# EXERCISE PROMPT
Can you transcribe every entry word for word, skipping the images?

Dataset rows about figures
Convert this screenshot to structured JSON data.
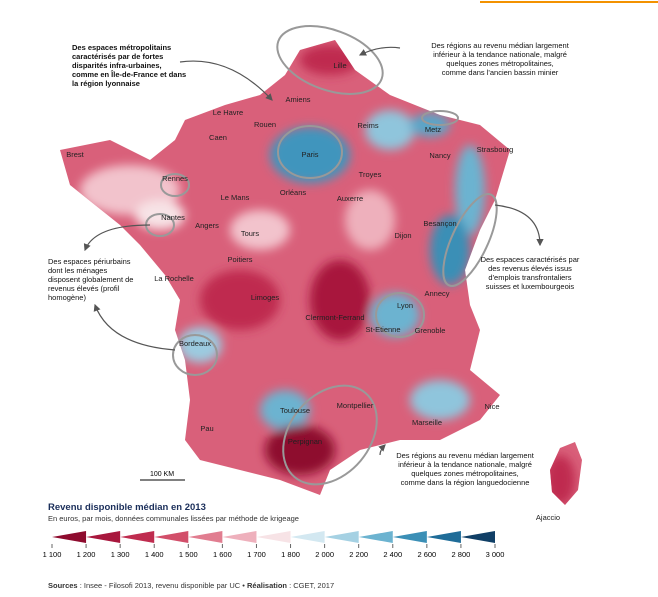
{
  "map": {
    "cities": [
      "Lille",
      "Amiens",
      "Le Havre",
      "Rouen",
      "Caen",
      "Reims",
      "Metz",
      "Paris",
      "Brest",
      "Nancy",
      "Strasbourg",
      "Rennes",
      "Troyes",
      "Le Mans",
      "Orléans",
      "Auxerre",
      "Nantes",
      "Angers",
      "Tours",
      "Besançon",
      "Dijon",
      "La Rochelle",
      "Poitiers",
      "Annecy",
      "Limoges",
      "Lyon",
      "Clermont-Ferrand",
      "St-Etienne",
      "Grenoble",
      "Bordeaux",
      "Montpellier",
      "Toulouse",
      "Nice",
      "Marseille",
      "Pau",
      "Perpignan",
      "Ajaccio"
    ],
    "scale": "100 KM",
    "annotations": [
      {
        "lines": [
          "Des espaces métropolitains",
          "caractérisés par de fortes",
          "disparités infra-urbaines,",
          "comme en Île-de-France et dans",
          "la région lyonnaise"
        ]
      },
      {
        "lines": [
          "Des régions au revenu médian largement",
          "inférieur à la tendance nationale, malgré",
          "quelques zones métropolitaines,",
          "comme dans l'ancien bassin minier"
        ]
      },
      {
        "lines": [
          "Des espaces périurbains",
          "dont les ménages",
          "disposent globalement de",
          "revenus élevés (profil",
          "homogène)"
        ]
      },
      {
        "lines": [
          "Des espaces caractérisés par",
          "des revenus élevés issus",
          "d'emplois transfrontaliers",
          "suisses et luxembourgeois"
        ]
      },
      {
        "lines": [
          "Des régions au revenu médian largement",
          "inférieur à la tendance nationale, malgré",
          "quelques zones métropolitaines,",
          "comme dans la région languedocienne"
        ]
      }
    ]
  },
  "legend": {
    "title": "Revenu disponible médian en 2013",
    "subtitle": "En euros, par mois, données communales lissées par méthode de krigeage",
    "ticks": [
      {
        "value": 1100,
        "label": "1 100"
      },
      {
        "value": 1200,
        "label": "1 200"
      },
      {
        "value": 1300,
        "label": "1 300"
      },
      {
        "value": 1400,
        "label": "1 400"
      },
      {
        "value": 1500,
        "label": "1 500"
      },
      {
        "value": 1600,
        "label": "1 600"
      },
      {
        "value": 1700,
        "label": "1 700"
      },
      {
        "value": 1800,
        "label": "1 800"
      },
      {
        "value": 2000,
        "label": "2 000"
      },
      {
        "value": 2200,
        "label": "2 200"
      },
      {
        "value": 2400,
        "label": "2 400"
      },
      {
        "value": 2600,
        "label": "2 600"
      },
      {
        "value": 2800,
        "label": "2 800"
      },
      {
        "value": 3000,
        "label": "3 000"
      }
    ],
    "colors": [
      "#8e0b2e",
      "#a8173d",
      "#bf2c4f",
      "#d24f6a",
      "#e17d90",
      "#eeb0bc",
      "#f7e3e6",
      "#d3e8f1",
      "#a5d1e3",
      "#6cb3d0",
      "#3b8fb6",
      "#1f6c98",
      "#103f66"
    ]
  },
  "source": {
    "label1": "Sources",
    "text1": " : Insee - Filosofi 2013, revenu disponible par UC • ",
    "label2": "Réalisation",
    "text2": " : CGET, 2017"
  }
}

# SOLUTION FOR THIS TASK
Convert this screenshot to structured JSON data.
{
  "map": {
    "cities": [
      "Lille",
      "Amiens",
      "Le Havre",
      "Rouen",
      "Caen",
      "Reims",
      "Metz",
      "Paris",
      "Brest",
      "Nancy",
      "Strasbourg",
      "Rennes",
      "Troyes",
      "Le Mans",
      "Orléans",
      "Auxerre",
      "Nantes",
      "Angers",
      "Tours",
      "Besançon",
      "Dijon",
      "La Rochelle",
      "Poitiers",
      "Annecy",
      "Limoges",
      "Lyon",
      "Clermont-Ferrand",
      "St-Etienne",
      "Grenoble",
      "Bordeaux",
      "Montpellier",
      "Toulouse",
      "Nice",
      "Marseille",
      "Pau",
      "Perpignan",
      "Ajaccio"
    ],
    "scale": "100 KM",
    "annotations": [
      {
        "lines": [
          "Des espaces métropolitains",
          "caractérisés par de fortes",
          "disparités infra-urbaines,",
          "comme en Île-de-France et dans",
          "la région lyonnaise"
        ]
      },
      {
        "lines": [
          "Des régions au revenu médian largement",
          "inférieur à la tendance nationale, malgré",
          "quelques zones métropolitaines,",
          "comme dans l'ancien bassin minier"
        ]
      },
      {
        "lines": [
          "Des espaces périurbains",
          "dont les ménages",
          "disposent globalement de",
          "revenus élevés (profil",
          "homogène)"
        ]
      },
      {
        "lines": [
          "Des espaces caractérisés par",
          "des revenus élevés issus",
          "d'emplois transfrontaliers",
          "suisses et luxembourgeois"
        ]
      },
      {
        "lines": [
          "Des régions au revenu médian largement",
          "inférieur à la tendance nationale, malgré",
          "quelques zones métropolitaines,",
          "comme dans la région languedocienne"
        ]
      }
    ]
  },
  "legend": {
    "title": "Revenu disponible médian en 2013",
    "subtitle": "En euros, par mois, données communales lissées par méthode de krigeage",
    "ticks": [
      {
        "value": 1100,
        "label": "1 100"
      },
      {
        "value": 1200,
        "label": "1 200"
      },
      {
        "value": 1300,
        "label": "1 300"
      },
      {
        "value": 1400,
        "label": "1 400"
      },
      {
        "value": 1500,
        "label": "1 500"
      },
      {
        "value": 1600,
        "label": "1 600"
      },
      {
        "value": 1700,
        "label": "1 700"
      },
      {
        "value": 1800,
        "label": "1 800"
      },
      {
        "value": 2000,
        "label": "2 000"
      },
      {
        "value": 2200,
        "label": "2 200"
      },
      {
        "value": 2400,
        "label": "2 400"
      },
      {
        "value": 2600,
        "label": "2 600"
      },
      {
        "value": 2800,
        "label": "2 800"
      },
      {
        "value": 3000,
        "label": "3 000"
      }
    ],
    "colors": [
      "#8e0b2e",
      "#a8173d",
      "#bf2c4f",
      "#d24f6a",
      "#e17d90",
      "#eeb0bc",
      "#f7e3e6",
      "#d3e8f1",
      "#a5d1e3",
      "#6cb3d0",
      "#3b8fb6",
      "#1f6c98",
      "#103f66"
    ]
  },
  "source": {
    "label1": "Sources",
    "text1": " : Insee - Filosofi 2013, revenu disponible par UC • ",
    "label2": "Réalisation",
    "text2": " : CGET, 2017"
  }
}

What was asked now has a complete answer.